Goal
In every one of the records below, substitute "key" for each occurrence of "legend" and reproduce the lines with nothing else altered. Leave the pictures out of your answer.

Excerpted records
Start

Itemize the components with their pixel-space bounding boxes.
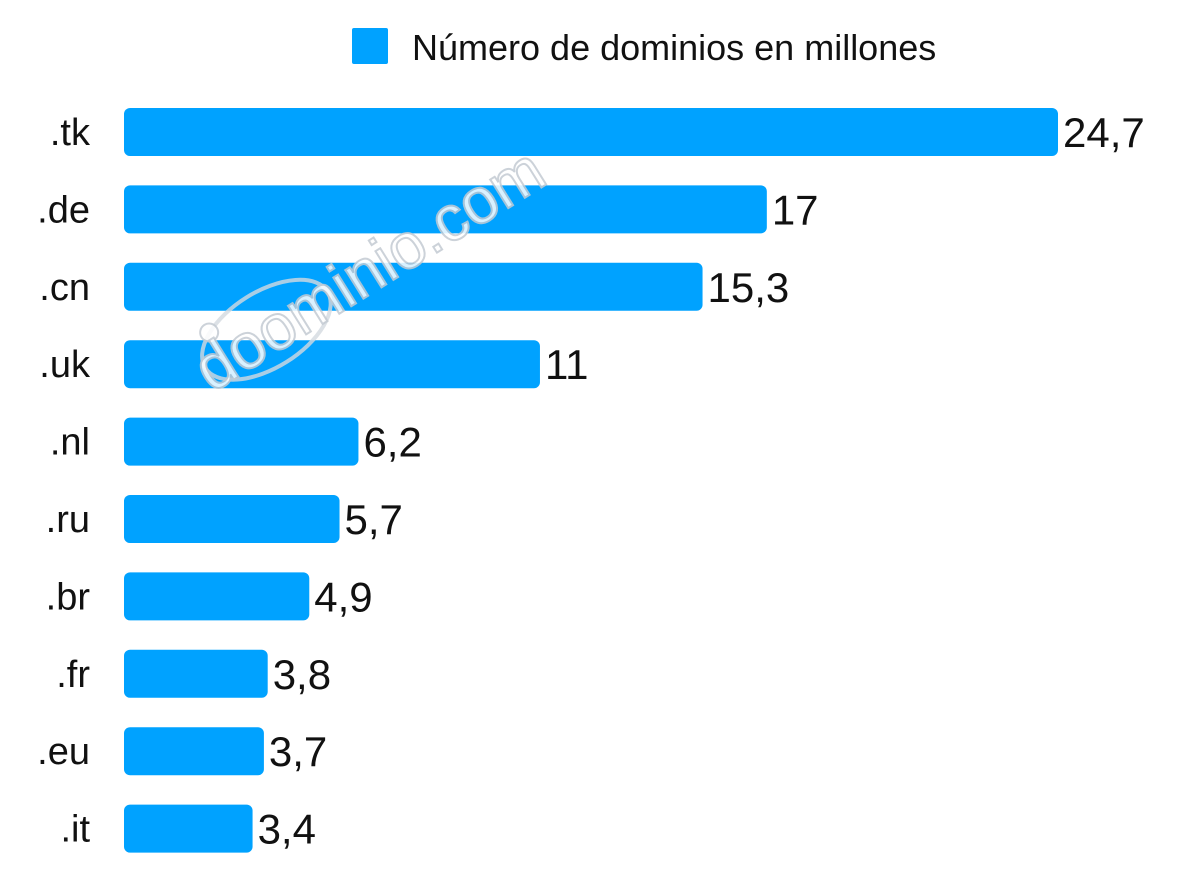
bar-ru bbox=[124, 495, 340, 543]
category-label-de: .de bbox=[37, 189, 90, 231]
category-label-uk: .uk bbox=[39, 344, 91, 386]
value-label-cn: 15,3 bbox=[708, 264, 790, 311]
value-label-br: 4,9 bbox=[314, 573, 372, 620]
bar-nl bbox=[124, 417, 359, 466]
value-label-fr: 3,8 bbox=[273, 651, 331, 698]
value-label-ru: 5,7 bbox=[345, 496, 403, 543]
watermark-dot-icon bbox=[199, 322, 220, 343]
bars-group bbox=[124, 108, 1058, 853]
bar-fr bbox=[124, 649, 268, 698]
category-label-fr: .fr bbox=[56, 654, 90, 696]
bar-it bbox=[124, 804, 253, 853]
category-label-eu: .eu bbox=[37, 731, 90, 773]
bar-cn bbox=[124, 262, 703, 311]
value-label-it: 3,4 bbox=[258, 806, 316, 853]
category-labels: .tk .de .cn .uk .nl .ru .br .fr .eu .it bbox=[37, 112, 91, 851]
legend-label: Número de dominios en millones bbox=[412, 27, 936, 68]
watermark-orbit-icon bbox=[200, 277, 333, 382]
category-label-tk: .tk bbox=[50, 112, 91, 154]
bar-eu bbox=[124, 727, 264, 776]
category-label-ru: .ru bbox=[46, 499, 90, 541]
value-label-nl: 6,2 bbox=[363, 419, 421, 466]
category-label-br: .br bbox=[46, 576, 91, 618]
value-label-de: 17 bbox=[772, 186, 819, 233]
legend: Número de dominios en millones bbox=[352, 27, 936, 68]
category-label-it: .it bbox=[60, 809, 90, 851]
value-label-eu: 3,7 bbox=[269, 728, 327, 775]
bar-br bbox=[124, 572, 310, 621]
bar-tk bbox=[124, 108, 1058, 156]
legend-swatch bbox=[352, 28, 388, 64]
category-label-cn: .cn bbox=[39, 267, 90, 309]
value-labels: 24,7 17 15,3 11 6,2 5,7 4,9 3,8 3,7 3,4 bbox=[258, 109, 1145, 853]
bar-de bbox=[124, 185, 767, 234]
category-label-nl: .nl bbox=[50, 422, 90, 464]
value-label-tk: 24,7 bbox=[1063, 109, 1145, 156]
bar-uk bbox=[124, 340, 540, 389]
value-label-uk: 11 bbox=[545, 341, 589, 388]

End

The reply
Itemize the components with their pixel-space bounding boxes.
bar-ru bbox=[124, 495, 340, 543]
category-label-de: .de bbox=[37, 189, 90, 231]
category-label-uk: .uk bbox=[39, 344, 91, 386]
value-label-cn: 15,3 bbox=[708, 264, 790, 311]
value-label-br: 4,9 bbox=[314, 573, 372, 620]
bar-nl bbox=[124, 417, 359, 466]
value-label-fr: 3,8 bbox=[273, 651, 331, 698]
value-label-ru: 5,7 bbox=[345, 496, 403, 543]
watermark-dot-icon bbox=[199, 322, 220, 343]
bars-group bbox=[124, 108, 1058, 853]
bar-fr bbox=[124, 649, 268, 698]
category-label-fr: .fr bbox=[56, 654, 90, 696]
bar-it bbox=[124, 804, 253, 853]
category-label-eu: .eu bbox=[37, 731, 90, 773]
bar-cn bbox=[124, 262, 703, 311]
value-label-it: 3,4 bbox=[258, 806, 316, 853]
category-labels: .tk .de .cn .uk .nl .ru .br .fr .eu .it bbox=[37, 112, 91, 851]
key-label: Número de dominios en millones bbox=[412, 27, 936, 68]
watermark-orbit-icon bbox=[200, 277, 333, 382]
category-label-tk: .tk bbox=[50, 112, 91, 154]
bar-eu bbox=[124, 727, 264, 776]
category-label-ru: .ru bbox=[46, 499, 90, 541]
value-label-nl: 6,2 bbox=[363, 419, 421, 466]
category-label-br: .br bbox=[46, 576, 91, 618]
value-label-de: 17 bbox=[772, 186, 819, 233]
key: Número de dominios en millones bbox=[352, 27, 936, 68]
category-label-it: .it bbox=[60, 809, 90, 851]
value-label-eu: 3,7 bbox=[269, 728, 327, 775]
bar-br bbox=[124, 572, 310, 621]
bar-tk bbox=[124, 108, 1058, 156]
key-swatch bbox=[352, 28, 388, 64]
category-label-cn: .cn bbox=[39, 267, 90, 309]
value-labels: 24,7 17 15,3 11 6,2 5,7 4,9 3,8 3,7 3,4 bbox=[258, 109, 1145, 853]
bar-de bbox=[124, 185, 767, 234]
category-label-nl: .nl bbox=[50, 422, 90, 464]
value-label-tk: 24,7 bbox=[1063, 109, 1145, 156]
bar-uk bbox=[124, 340, 540, 389]
value-label-uk: 11 bbox=[545, 341, 589, 388]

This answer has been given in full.